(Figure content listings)

##############################

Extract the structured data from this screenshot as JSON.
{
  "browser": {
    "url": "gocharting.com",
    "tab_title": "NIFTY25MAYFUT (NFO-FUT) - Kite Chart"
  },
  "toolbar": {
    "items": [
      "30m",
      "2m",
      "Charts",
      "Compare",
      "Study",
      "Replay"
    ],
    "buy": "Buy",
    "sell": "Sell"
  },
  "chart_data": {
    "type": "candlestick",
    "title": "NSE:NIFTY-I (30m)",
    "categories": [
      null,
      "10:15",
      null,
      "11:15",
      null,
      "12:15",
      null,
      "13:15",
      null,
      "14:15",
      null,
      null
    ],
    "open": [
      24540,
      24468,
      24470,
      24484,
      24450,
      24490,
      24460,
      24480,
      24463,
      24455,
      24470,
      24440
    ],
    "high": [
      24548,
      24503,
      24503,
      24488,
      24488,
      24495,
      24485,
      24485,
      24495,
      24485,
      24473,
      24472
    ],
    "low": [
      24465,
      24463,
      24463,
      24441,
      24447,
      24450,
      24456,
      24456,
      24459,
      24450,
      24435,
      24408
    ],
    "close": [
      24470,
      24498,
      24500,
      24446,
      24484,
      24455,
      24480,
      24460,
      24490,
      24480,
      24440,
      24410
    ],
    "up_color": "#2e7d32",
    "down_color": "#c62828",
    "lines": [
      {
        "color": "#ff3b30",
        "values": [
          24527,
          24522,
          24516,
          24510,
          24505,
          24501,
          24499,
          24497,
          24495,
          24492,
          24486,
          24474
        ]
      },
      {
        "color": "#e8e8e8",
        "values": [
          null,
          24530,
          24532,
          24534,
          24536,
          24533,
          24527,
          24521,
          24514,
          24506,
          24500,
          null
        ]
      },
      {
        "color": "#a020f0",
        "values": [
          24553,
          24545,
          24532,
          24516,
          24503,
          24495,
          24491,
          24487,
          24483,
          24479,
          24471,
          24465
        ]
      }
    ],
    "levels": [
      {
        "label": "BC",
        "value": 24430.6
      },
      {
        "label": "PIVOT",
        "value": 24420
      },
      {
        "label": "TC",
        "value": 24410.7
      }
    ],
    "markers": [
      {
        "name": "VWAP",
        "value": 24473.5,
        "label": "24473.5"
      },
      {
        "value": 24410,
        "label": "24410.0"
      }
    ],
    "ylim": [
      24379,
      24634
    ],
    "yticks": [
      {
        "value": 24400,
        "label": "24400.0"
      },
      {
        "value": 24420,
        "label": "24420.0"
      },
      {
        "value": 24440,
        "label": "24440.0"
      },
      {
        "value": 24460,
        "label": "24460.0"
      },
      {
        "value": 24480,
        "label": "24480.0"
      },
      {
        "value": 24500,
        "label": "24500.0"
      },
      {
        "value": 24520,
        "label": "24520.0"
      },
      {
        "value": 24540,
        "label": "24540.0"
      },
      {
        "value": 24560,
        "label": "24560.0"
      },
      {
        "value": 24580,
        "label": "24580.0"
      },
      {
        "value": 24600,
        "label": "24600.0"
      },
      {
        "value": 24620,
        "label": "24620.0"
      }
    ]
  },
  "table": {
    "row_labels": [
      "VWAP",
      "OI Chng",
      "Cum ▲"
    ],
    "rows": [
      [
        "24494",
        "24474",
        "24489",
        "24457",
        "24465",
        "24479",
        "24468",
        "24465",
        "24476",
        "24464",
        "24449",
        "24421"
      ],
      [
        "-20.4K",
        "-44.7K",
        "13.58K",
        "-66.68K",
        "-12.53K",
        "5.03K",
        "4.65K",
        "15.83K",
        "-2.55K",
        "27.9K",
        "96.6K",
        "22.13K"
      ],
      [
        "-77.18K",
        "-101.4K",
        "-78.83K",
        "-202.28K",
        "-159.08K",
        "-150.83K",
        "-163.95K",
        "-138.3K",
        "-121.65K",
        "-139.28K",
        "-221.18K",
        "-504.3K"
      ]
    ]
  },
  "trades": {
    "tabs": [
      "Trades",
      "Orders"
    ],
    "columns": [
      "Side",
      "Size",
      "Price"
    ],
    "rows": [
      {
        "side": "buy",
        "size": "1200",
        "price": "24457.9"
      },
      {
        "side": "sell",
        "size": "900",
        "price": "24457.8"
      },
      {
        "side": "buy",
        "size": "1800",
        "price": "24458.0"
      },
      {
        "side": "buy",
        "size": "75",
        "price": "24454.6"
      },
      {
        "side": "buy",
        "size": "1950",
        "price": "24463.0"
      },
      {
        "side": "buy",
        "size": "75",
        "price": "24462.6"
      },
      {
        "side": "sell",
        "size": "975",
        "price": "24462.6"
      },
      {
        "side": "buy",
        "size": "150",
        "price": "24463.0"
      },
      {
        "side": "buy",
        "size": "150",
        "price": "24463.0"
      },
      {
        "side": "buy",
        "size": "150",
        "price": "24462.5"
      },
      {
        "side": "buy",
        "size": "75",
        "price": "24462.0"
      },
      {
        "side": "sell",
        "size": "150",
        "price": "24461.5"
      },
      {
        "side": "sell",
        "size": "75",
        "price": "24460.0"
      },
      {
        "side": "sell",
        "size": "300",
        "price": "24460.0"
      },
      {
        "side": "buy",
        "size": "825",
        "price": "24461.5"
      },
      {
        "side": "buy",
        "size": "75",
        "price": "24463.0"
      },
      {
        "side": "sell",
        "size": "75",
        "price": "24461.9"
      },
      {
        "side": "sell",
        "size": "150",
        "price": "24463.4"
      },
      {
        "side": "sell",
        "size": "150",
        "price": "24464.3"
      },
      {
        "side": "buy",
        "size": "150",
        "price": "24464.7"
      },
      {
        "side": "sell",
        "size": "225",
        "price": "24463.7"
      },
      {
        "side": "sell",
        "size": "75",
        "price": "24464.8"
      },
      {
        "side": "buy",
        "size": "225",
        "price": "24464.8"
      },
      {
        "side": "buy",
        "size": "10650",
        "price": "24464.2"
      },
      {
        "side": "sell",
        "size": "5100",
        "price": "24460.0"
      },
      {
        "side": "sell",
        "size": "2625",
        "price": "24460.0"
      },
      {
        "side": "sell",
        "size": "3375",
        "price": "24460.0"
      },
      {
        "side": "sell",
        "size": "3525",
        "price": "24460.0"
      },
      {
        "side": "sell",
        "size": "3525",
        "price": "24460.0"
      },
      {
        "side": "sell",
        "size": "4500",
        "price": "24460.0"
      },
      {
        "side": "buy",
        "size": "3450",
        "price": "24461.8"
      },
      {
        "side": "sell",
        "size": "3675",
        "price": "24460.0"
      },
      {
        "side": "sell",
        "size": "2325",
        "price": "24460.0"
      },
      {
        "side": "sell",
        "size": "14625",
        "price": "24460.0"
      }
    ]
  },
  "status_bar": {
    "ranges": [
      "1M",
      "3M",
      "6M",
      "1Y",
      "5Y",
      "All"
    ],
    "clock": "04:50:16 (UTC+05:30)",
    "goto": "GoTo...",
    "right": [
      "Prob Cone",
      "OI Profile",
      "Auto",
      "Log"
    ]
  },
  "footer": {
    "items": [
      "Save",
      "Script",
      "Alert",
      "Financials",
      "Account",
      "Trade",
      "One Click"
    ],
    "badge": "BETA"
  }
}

##############################

(EXERCISE GOAL):
The whole listing above needs to be written out again exactly.

(OUTPUT):
Extract the structured data from this screenshot as JSON.
{
  "browser": {
    "url": "gocharting.com",
    "tab_title": "NIFTY25MAYFUT (NFO-FUT) - Kite Chart"
  },
  "toolbar": {
    "items": [
      "30m",
      "2m",
      "Charts",
      "Compare",
      "Study",
      "Replay"
    ],
    "buy": "Buy",
    "sell": "Sell"
  },
  "chart_data": {
    "type": "candlestick",
    "title": "NSE:NIFTY-I (30m)",
    "categories": [
      null,
      "10:15",
      null,
      "11:15",
      null,
      "12:15",
      null,
      "13:15",
      null,
      "14:15",
      null,
      null
    ],
    "open": [
      24540,
      24468,
      24470,
      24484,
      24450,
      24490,
      24460,
      24480,
      24463,
      24455,
      24470,
      24440
    ],
    "high": [
      24548,
      24503,
      24503,
      24488,
      24488,
      24495,
      24485,
      24485,
      24495,
      24485,
      24473,
      24472
    ],
    "low": [
      24465,
      24463,
      24463,
      24441,
      24447,
      24450,
      24456,
      24456,
      24459,
      24450,
      24435,
      24408
    ],
    "close": [
      24470,
      24498,
      24500,
      24446,
      24484,
      24455,
      24480,
      24460,
      24490,
      24480,
      24440,
      24410
    ],
    "up_color": "#2e7d32",
    "down_color": "#c62828",
    "lines": [
      {
        "color": "#ff3b30",
        "values": [
          24527,
          24522,
          24516,
          24510,
          24505,
          24501,
          24499,
          24497,
          24495,
          24492,
          24486,
          24474
        ]
      },
      {
        "color": "#e8e8e8",
        "values": [
          null,
          24530,
          24532,
          24534,
          24536,
          24533,
          24527,
          24521,
          24514,
          24506,
          24500,
          null
        ]
      },
      {
        "color": "#a020f0",
        "values": [
          24553,
          24545,
          24532,
          24516,
          24503,
          24495,
          24491,
          24487,
          24483,
          24479,
          24471,
          24465
        ]
      }
    ],
    "levels": [
      {
        "label": "BC",
        "value": 24430.6
      },
      {
        "label": "PIVOT",
        "value": 24420
      },
      {
        "label": "TC",
        "value": 24410.7
      }
    ],
    "markers": [
      {
        "name": "VWAP",
        "value": 24473.5,
        "label": "24473.5"
      },
      {
        "value": 24410,
        "label": "24410.0"
      }
    ],
    "ylim": [
      24379,
      24634
    ],
    "yticks": [
      {
        "value": 24400,
        "label": "24400.0"
      },
      {
        "value": 24420,
        "label": "24420.0"
      },
      {
        "value": 24440,
        "label": "24440.0"
      },
      {
        "value": 24460,
        "label": "24460.0"
      },
      {
        "value": 24480,
        "label": "24480.0"
      },
      {
        "value": 24500,
        "label": "24500.0"
      },
      {
        "value": 24520,
        "label": "24520.0"
      },
      {
        "value": 24540,
        "label": "24540.0"
      },
      {
        "value": 24560,
        "label": "24560.0"
      },
      {
        "value": 24580,
        "label": "24580.0"
      },
      {
        "value": 24600,
        "label": "24600.0"
      },
      {
        "value": 24620,
        "label": "24620.0"
      }
    ]
  },
  "table": {
    "row_labels": [
      "VWAP",
      "OI Chng",
      "Cum ▲"
    ],
    "rows": [
      [
        "24494",
        "24474",
        "24489",
        "24457",
        "24465",
        "24479",
        "24468",
        "24465",
        "24476",
        "24464",
        "24449",
        "24421"
      ],
      [
        "-20.4K",
        "-44.7K",
        "13.58K",
        "-66.68K",
        "-12.53K",
        "5.03K",
        "4.65K",
        "15.83K",
        "-2.55K",
        "27.9K",
        "96.6K",
        "22.13K"
      ],
      [
        "-77.18K",
        "-101.4K",
        "-78.83K",
        "-202.28K",
        "-159.08K",
        "-150.83K",
        "-163.95K",
        "-138.3K",
        "-121.65K",
        "-139.28K",
        "-221.18K",
        "-504.3K"
      ]
    ]
  },
  "trades": {
    "tabs": [
      "Trades",
      "Orders"
    ],
    "columns": [
      "Side",
      "Size",
      "Price"
    ],
    "rows": [
      {
        "side": "buy",
        "size": "1200",
        "price": "24457.9"
      },
      {
        "side": "sell",
        "size": "900",
        "price": "24457.8"
      },
      {
        "side": "buy",
        "size": "1800",
        "price": "24458.0"
      },
      {
        "side": "buy",
        "size": "75",
        "price": "24454.6"
      },
      {
        "side": "buy",
        "size": "1950",
        "price": "24463.0"
      },
      {
        "side": "buy",
        "size": "75",
        "price": "24462.6"
      },
      {
        "side": "sell",
        "size": "975",
        "price": "24462.6"
      },
      {
        "side": "buy",
        "size": "150",
        "price": "24463.0"
      },
      {
        "side": "buy",
        "size": "150",
        "price": "24463.0"
      },
      {
        "side": "buy",
        "size": "150",
        "price": "24462.5"
      },
      {
        "side": "buy",
        "size": "75",
        "price": "24462.0"
      },
      {
        "side": "sell",
        "size": "150",
        "price": "24461.5"
      },
      {
        "side": "sell",
        "size": "75",
        "price": "24460.0"
      },
      {
        "side": "sell",
        "size": "300",
        "price": "24460.0"
      },
      {
        "side": "buy",
        "size": "825",
        "price": "24461.5"
      },
      {
        "side": "buy",
        "size": "75",
        "price": "24463.0"
      },
      {
        "side": "sell",
        "size": "75",
        "price": "24461.9"
      },
      {
        "side": "sell",
        "size": "150",
        "price": "24463.4"
      },
      {
        "side": "sell",
        "size": "150",
        "price": "24464.3"
      },
      {
        "side": "buy",
        "size": "150",
        "price": "24464.7"
      },
      {
        "side": "sell",
        "size": "225",
        "price": "24463.7"
      },
      {
        "side": "sell",
        "size": "75",
        "price": "24464.8"
      },
      {
        "side": "buy",
        "size": "225",
        "price": "24464.8"
      },
      {
        "side": "buy",
        "size": "10650",
        "price": "24464.2"
      },
      {
        "side": "sell",
        "size": "5100",
        "price": "24460.0"
      },
      {
        "side": "sell",
        "size": "2625",
        "price": "24460.0"
      },
      {
        "side": "sell",
        "size": "3375",
        "price": "24460.0"
      },
      {
        "side": "sell",
        "size": "3525",
        "price": "24460.0"
      },
      {
        "side": "sell",
        "size": "3525",
        "price": "24460.0"
      },
      {
        "side": "sell",
        "size": "4500",
        "price": "24460.0"
      },
      {
        "side": "buy",
        "size": "3450",
        "price": "24461.8"
      },
      {
        "side": "sell",
        "size": "3675",
        "price": "24460.0"
      },
      {
        "side": "sell",
        "size": "2325",
        "price": "24460.0"
      },
      {
        "side": "sell",
        "size": "14625",
        "price": "24460.0"
      }
    ]
  },
  "status_bar": {
    "ranges": [
      "1M",
      "3M",
      "6M",
      "1Y",
      "5Y",
      "All"
    ],
    "clock": "04:50:16 (UTC+05:30)",
    "goto": "GoTo...",
    "right": [
      "Prob Cone",
      "OI Profile",
      "Auto",
      "Log"
    ]
  },
  "footer": {
    "items": [
      "Save",
      "Script",
      "Alert",
      "Financials",
      "Account",
      "Trade",
      "One Click"
    ],
    "badge": "BETA"
  }
}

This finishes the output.